■ **What you have to do**
Give the entries again exactly, every one of them.

■ **Provided records**
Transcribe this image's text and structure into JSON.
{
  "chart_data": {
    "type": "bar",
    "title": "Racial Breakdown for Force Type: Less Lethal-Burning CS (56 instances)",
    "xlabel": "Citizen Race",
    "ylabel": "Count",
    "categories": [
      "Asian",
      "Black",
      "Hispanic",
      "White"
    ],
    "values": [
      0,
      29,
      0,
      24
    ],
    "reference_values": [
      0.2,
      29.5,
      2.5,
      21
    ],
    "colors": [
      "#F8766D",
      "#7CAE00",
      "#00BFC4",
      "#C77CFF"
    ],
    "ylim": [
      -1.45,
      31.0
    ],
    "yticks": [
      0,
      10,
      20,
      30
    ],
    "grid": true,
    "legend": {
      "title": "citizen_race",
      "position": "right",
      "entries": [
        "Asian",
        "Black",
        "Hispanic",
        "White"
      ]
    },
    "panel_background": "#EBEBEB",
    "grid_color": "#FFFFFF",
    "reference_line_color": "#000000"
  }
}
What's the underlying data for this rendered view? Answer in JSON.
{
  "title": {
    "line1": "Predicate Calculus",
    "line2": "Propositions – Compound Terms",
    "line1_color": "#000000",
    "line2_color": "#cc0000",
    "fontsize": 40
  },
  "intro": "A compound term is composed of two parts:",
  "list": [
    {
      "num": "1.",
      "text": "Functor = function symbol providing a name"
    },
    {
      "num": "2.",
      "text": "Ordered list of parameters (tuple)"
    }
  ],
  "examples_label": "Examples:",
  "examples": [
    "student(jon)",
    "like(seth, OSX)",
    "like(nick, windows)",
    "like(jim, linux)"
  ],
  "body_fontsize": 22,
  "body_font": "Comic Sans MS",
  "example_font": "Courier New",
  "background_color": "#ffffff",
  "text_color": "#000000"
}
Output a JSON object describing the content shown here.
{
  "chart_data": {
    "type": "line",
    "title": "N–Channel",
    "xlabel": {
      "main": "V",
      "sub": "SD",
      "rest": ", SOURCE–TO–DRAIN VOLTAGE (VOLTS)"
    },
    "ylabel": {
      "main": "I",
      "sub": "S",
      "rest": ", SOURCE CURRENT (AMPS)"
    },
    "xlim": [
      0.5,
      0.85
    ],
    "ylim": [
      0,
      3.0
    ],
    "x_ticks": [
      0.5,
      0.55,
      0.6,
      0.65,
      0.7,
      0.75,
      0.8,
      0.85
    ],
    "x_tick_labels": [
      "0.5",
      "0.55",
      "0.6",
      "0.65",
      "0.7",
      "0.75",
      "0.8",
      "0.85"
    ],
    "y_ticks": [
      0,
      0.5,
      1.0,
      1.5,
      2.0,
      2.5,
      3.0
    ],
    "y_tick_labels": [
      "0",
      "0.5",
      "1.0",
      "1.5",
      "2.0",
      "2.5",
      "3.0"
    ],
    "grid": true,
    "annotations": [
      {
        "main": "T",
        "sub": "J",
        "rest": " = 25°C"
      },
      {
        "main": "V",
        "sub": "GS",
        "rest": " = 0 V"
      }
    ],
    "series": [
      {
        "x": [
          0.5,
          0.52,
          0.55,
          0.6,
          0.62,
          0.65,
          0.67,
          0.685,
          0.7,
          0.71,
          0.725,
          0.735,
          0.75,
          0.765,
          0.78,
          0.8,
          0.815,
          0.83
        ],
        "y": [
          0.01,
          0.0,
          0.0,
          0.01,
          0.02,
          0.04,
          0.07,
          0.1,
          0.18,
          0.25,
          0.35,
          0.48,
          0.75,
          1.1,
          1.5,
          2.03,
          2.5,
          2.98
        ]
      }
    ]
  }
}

■ **Written response**
Transcribe this image's text and structure into JSON.
{
  "chart_data": {
    "type": "bar",
    "title": "Racial Breakdown for Force Type: Less Lethal-Burning CS (56 instances)",
    "xlabel": "Citizen Race",
    "ylabel": "Count",
    "categories": [
      "Asian",
      "Black",
      "Hispanic",
      "White"
    ],
    "values": [
      0,
      29,
      0,
      24
    ],
    "reference_values": [
      0.2,
      29.5,
      2.5,
      21
    ],
    "colors": [
      "#F8766D",
      "#7CAE00",
      "#00BFC4",
      "#C77CFF"
    ],
    "ylim": [
      -1.45,
      31.0
    ],
    "yticks": [
      0,
      10,
      20,
      30
    ],
    "grid": true,
    "legend": {
      "title": "citizen_race",
      "position": "right",
      "entries": [
        "Asian",
        "Black",
        "Hispanic",
        "White"
      ]
    },
    "panel_background": "#EBEBEB",
    "grid_color": "#FFFFFF",
    "reference_line_color": "#000000"
  }
}
What's the underlying data for this rendered view? Answer in JSON.
{
  "title": {
    "line1": "Predicate Calculus",
    "line2": "Propositions – Compound Terms",
    "line1_color": "#000000",
    "line2_color": "#cc0000",
    "fontsize": 40
  },
  "intro": "A compound term is composed of two parts:",
  "list": [
    {
      "num": "1.",
      "text": "Functor = function symbol providing a name"
    },
    {
      "num": "2.",
      "text": "Ordered list of parameters (tuple)"
    }
  ],
  "examples_label": "Examples:",
  "examples": [
    "student(jon)",
    "like(seth, OSX)",
    "like(nick, windows)",
    "like(jim, linux)"
  ],
  "body_fontsize": 22,
  "body_font": "Comic Sans MS",
  "example_font": "Courier New",
  "background_color": "#ffffff",
  "text_color": "#000000"
}
Output a JSON object describing the content shown here.
{
  "chart_data": {
    "type": "line",
    "title": "N–Channel",
    "xlabel": {
      "main": "V",
      "sub": "SD",
      "rest": ", SOURCE–TO–DRAIN VOLTAGE (VOLTS)"
    },
    "ylabel": {
      "main": "I",
      "sub": "S",
      "rest": ", SOURCE CURRENT (AMPS)"
    },
    "xlim": [
      0.5,
      0.85
    ],
    "ylim": [
      0,
      3.0
    ],
    "x_ticks": [
      0.5,
      0.55,
      0.6,
      0.65,
      0.7,
      0.75,
      0.8,
      0.85
    ],
    "x_tick_labels": [
      "0.5",
      "0.55",
      "0.6",
      "0.65",
      "0.7",
      "0.75",
      "0.8",
      "0.85"
    ],
    "y_ticks": [
      0,
      0.5,
      1.0,
      1.5,
      2.0,
      2.5,
      3.0
    ],
    "y_tick_labels": [
      "0",
      "0.5",
      "1.0",
      "1.5",
      "2.0",
      "2.5",
      "3.0"
    ],
    "grid": true,
    "annotations": [
      {
        "main": "T",
        "sub": "J",
        "rest": " = 25°C"
      },
      {
        "main": "V",
        "sub": "GS",
        "rest": " = 0 V"
      }
    ],
    "series": [
      {
        "x": [
          0.5,
          0.52,
          0.55,
          0.6,
          0.62,
          0.65,
          0.67,
          0.685,
          0.7,
          0.71,
          0.725,
          0.735,
          0.75,
          0.765,
          0.78,
          0.8,
          0.815,
          0.83
        ],
        "y": [
          0.01,
          0.0,
          0.0,
          0.01,
          0.02,
          0.04,
          0.07,
          0.1,
          0.18,
          0.25,
          0.35,
          0.48,
          0.75,
          1.1,
          1.5,
          2.03,
          2.5,
          2.98
        ]
      }
    ]
  }
}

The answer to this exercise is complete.